(Your objective): List each line of the data that holds the word "this".

──────────────────────────────

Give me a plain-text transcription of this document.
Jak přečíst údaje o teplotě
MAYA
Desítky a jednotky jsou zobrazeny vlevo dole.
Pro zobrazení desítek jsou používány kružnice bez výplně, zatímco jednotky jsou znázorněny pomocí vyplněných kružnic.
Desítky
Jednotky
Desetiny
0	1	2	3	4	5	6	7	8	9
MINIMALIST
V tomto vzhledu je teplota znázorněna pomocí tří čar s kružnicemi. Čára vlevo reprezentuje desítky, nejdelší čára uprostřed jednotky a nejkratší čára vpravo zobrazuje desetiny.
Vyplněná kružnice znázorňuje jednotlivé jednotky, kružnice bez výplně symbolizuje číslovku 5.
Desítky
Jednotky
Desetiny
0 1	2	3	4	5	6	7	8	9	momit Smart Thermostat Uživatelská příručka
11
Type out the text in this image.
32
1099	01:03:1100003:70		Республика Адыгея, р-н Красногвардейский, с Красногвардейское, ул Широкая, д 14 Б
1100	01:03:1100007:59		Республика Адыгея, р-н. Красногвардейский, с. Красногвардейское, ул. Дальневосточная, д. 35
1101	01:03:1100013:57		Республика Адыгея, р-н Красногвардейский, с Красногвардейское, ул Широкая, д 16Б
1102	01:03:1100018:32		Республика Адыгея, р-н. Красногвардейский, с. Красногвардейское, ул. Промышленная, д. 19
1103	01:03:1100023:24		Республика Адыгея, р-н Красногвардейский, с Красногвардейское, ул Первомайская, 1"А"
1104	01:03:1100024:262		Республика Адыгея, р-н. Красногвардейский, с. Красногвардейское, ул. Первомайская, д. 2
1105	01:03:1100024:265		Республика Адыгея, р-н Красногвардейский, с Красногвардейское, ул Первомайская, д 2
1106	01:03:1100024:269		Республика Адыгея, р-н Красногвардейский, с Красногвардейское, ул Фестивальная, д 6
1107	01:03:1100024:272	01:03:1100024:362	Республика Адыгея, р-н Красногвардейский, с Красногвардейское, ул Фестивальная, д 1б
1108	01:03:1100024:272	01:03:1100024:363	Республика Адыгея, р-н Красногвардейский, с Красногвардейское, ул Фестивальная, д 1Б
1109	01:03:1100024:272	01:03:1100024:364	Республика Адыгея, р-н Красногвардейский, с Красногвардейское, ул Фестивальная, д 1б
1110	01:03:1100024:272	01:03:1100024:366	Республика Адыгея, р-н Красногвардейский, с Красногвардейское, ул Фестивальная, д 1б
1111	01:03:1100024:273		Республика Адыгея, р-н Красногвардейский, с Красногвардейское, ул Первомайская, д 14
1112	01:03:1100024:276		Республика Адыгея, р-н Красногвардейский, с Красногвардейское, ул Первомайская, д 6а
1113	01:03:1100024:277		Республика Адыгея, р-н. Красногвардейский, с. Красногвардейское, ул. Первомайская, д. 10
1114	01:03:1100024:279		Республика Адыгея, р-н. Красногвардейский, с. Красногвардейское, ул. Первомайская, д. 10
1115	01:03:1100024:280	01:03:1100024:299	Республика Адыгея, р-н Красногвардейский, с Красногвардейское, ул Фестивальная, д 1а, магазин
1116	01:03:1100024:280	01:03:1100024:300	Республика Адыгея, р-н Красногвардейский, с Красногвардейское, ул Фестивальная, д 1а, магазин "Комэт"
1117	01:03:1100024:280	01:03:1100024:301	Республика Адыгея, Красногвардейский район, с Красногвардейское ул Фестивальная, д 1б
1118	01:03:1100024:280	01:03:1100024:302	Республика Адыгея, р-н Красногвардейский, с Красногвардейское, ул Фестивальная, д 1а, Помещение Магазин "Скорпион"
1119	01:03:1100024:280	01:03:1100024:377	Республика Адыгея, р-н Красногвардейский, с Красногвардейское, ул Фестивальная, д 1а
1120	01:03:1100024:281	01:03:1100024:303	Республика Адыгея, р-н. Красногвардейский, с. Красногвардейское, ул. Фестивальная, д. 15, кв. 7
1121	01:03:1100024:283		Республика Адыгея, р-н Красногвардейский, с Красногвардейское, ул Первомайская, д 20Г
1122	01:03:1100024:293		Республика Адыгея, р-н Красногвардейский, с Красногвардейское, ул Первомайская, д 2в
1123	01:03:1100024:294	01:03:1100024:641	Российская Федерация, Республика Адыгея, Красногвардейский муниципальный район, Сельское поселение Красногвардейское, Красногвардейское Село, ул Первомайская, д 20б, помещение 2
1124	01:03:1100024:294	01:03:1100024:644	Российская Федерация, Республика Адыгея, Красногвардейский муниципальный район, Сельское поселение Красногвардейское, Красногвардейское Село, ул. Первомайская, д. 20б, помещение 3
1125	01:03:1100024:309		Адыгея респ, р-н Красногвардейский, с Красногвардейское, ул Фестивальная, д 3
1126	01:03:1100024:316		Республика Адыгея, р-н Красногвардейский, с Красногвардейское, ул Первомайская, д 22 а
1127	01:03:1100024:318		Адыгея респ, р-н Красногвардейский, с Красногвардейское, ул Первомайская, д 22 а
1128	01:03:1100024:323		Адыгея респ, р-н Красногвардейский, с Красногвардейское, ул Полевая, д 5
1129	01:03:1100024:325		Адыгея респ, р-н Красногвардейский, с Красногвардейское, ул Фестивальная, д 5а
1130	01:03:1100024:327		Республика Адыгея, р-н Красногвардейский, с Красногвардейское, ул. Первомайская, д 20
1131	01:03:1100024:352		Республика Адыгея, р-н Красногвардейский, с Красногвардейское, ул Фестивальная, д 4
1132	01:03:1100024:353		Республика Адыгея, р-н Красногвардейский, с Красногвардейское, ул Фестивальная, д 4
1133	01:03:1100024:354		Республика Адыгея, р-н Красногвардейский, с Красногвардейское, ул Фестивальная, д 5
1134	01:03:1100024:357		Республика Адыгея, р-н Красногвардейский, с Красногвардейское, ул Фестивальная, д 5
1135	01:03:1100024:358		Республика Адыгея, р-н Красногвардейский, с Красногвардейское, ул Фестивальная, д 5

──────────────────────────────

(Final answer):
Give me a plain-text transcription of this document.
Type out the text in this image.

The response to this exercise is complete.